### WHAT IS NEEDED:
Look through the data below and count each line where the word "Builder" appears. Reply with the count alone.

### DATASET CONTENT:

###

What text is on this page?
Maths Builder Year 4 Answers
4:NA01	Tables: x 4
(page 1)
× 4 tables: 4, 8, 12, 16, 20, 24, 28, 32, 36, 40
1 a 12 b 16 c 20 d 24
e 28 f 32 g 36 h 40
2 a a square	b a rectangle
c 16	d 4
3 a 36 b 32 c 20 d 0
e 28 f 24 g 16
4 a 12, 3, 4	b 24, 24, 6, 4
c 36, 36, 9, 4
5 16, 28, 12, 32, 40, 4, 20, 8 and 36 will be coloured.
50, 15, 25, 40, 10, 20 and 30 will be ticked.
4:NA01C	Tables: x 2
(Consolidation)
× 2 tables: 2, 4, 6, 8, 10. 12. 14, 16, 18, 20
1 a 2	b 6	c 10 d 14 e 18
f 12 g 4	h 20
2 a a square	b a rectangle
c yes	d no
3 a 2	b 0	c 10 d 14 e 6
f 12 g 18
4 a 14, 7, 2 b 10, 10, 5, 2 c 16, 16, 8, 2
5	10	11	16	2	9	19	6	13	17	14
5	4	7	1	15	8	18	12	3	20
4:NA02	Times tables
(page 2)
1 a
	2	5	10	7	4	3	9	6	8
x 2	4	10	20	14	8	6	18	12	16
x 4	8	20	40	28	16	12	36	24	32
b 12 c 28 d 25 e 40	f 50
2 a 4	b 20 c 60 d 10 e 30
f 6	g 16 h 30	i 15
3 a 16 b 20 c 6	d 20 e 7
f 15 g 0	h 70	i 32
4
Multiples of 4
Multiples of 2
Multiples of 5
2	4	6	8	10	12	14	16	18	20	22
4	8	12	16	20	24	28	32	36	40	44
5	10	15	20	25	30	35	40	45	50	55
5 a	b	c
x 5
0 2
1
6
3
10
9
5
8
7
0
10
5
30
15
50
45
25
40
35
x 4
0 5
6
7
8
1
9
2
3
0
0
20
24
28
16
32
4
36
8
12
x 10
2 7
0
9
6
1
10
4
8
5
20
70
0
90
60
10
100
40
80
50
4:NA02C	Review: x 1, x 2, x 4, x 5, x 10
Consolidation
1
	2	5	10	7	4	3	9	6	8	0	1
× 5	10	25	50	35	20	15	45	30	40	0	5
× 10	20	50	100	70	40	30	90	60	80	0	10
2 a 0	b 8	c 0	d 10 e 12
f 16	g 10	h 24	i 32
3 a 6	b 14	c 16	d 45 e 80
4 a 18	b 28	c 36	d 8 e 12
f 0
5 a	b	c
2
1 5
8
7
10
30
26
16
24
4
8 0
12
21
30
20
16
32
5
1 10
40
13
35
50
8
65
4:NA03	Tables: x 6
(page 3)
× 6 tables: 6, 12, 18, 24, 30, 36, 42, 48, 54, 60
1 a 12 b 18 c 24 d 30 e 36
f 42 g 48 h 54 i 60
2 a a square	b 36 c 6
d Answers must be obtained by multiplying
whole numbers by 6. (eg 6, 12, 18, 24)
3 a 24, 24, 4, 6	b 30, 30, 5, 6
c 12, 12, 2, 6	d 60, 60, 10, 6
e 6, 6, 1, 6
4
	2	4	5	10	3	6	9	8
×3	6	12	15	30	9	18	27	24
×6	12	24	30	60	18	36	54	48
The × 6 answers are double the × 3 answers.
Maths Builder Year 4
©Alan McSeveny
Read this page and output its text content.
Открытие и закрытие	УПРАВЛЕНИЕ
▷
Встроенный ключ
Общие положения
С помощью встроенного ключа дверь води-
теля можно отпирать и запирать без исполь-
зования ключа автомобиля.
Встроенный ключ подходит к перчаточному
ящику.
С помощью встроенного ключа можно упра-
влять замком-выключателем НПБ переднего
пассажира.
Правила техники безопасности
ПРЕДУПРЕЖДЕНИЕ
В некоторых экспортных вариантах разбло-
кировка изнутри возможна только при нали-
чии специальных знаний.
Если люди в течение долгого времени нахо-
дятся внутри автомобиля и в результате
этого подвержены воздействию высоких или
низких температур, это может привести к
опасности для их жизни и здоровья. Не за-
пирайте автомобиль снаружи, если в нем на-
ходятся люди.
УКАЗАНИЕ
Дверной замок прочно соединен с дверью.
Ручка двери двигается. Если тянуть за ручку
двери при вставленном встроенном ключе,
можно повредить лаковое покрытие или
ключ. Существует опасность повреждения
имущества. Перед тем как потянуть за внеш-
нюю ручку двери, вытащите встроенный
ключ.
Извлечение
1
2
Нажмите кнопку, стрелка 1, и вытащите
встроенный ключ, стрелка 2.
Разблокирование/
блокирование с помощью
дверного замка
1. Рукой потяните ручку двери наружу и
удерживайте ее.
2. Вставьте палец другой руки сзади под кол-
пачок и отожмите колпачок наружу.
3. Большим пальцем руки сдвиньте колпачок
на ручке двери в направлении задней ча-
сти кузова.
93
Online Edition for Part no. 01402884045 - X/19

###

### CORRECT RESULT:
2